> What is asked
Using the records that follow, copy every line containing the word "situation".

> Material
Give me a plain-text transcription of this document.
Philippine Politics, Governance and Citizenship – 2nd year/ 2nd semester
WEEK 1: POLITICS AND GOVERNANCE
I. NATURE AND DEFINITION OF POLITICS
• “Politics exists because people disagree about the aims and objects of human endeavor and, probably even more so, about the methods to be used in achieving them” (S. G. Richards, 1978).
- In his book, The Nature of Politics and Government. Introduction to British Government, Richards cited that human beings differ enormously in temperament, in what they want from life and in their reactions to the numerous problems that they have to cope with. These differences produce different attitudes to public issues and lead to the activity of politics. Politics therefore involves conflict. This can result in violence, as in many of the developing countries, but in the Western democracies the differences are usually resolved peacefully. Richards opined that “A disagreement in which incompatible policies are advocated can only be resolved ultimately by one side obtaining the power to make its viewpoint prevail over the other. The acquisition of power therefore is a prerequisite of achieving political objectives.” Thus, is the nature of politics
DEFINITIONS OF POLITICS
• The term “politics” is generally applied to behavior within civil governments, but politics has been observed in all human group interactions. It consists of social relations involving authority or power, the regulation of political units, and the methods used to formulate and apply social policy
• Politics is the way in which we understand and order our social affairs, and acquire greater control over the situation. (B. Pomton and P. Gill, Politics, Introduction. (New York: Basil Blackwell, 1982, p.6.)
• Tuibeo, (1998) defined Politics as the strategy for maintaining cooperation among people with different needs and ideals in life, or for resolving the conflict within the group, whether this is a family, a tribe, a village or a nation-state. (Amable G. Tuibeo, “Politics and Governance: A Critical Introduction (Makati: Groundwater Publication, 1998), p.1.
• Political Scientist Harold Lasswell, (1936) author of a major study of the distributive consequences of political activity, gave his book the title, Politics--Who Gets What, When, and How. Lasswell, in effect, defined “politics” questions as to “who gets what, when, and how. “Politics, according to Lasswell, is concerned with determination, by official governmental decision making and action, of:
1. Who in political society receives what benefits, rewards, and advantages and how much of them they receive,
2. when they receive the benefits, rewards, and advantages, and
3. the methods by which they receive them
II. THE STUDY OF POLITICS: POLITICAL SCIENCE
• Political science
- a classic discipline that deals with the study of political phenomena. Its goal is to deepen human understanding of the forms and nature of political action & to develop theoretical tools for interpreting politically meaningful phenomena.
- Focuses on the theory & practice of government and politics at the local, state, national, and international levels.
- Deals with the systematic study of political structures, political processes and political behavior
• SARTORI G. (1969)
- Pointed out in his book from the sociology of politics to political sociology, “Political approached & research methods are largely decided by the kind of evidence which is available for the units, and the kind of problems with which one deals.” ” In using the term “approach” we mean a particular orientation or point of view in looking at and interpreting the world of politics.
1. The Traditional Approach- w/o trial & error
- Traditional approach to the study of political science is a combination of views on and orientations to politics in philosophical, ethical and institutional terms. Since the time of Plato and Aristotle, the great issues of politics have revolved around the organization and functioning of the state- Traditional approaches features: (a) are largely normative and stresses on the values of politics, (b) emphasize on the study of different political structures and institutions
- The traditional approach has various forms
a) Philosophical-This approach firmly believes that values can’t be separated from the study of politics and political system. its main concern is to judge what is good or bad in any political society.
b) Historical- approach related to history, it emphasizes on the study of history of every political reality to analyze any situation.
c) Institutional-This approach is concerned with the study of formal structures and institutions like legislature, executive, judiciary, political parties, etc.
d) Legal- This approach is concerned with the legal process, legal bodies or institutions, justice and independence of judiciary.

...

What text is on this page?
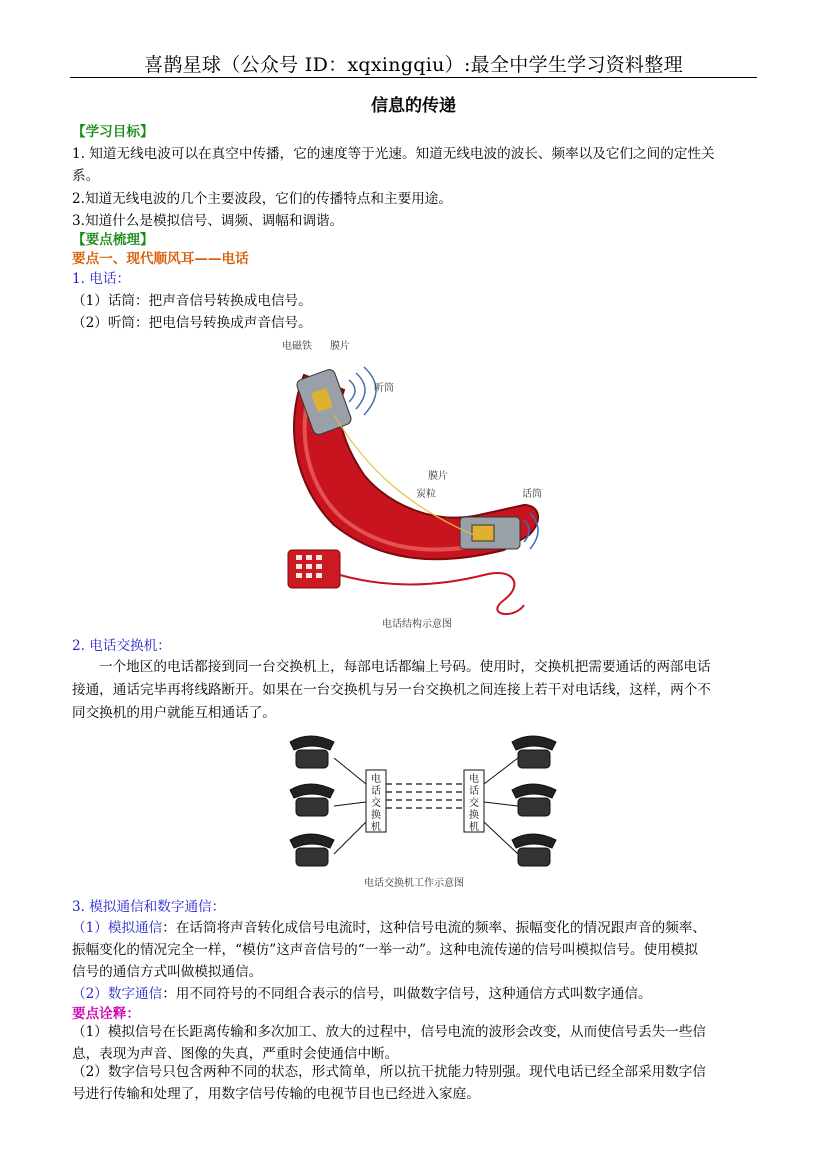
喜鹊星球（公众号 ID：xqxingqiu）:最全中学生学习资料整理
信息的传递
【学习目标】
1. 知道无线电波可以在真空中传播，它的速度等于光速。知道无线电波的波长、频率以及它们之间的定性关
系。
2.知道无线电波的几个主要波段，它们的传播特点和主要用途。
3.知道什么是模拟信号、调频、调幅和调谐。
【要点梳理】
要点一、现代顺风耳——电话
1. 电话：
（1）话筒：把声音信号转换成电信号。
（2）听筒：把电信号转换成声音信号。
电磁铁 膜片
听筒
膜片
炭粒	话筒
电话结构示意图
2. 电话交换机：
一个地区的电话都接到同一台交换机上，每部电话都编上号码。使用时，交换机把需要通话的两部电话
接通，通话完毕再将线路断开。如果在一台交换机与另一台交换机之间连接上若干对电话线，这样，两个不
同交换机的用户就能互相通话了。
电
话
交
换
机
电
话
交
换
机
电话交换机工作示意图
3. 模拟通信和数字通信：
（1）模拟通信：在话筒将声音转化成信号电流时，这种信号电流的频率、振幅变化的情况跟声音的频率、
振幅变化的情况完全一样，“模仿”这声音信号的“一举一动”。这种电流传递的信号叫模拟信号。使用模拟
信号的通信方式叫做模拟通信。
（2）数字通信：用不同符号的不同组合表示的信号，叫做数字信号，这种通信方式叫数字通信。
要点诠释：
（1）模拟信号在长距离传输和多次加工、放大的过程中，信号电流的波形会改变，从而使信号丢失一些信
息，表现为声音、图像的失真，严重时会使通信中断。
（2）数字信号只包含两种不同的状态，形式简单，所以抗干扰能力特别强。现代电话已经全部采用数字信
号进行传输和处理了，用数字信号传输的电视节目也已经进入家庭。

> Response
• Politics is the way in which we understand and order our social affairs, and acquire greater control over the situation. (B. Pomton and P. Gill, Politics, Introduction. (New York: Basil Blackwell, 1982, p.6.)
b) Historical- approach related to history, it emphasizes on the study of history of every political reality to analyze any situation.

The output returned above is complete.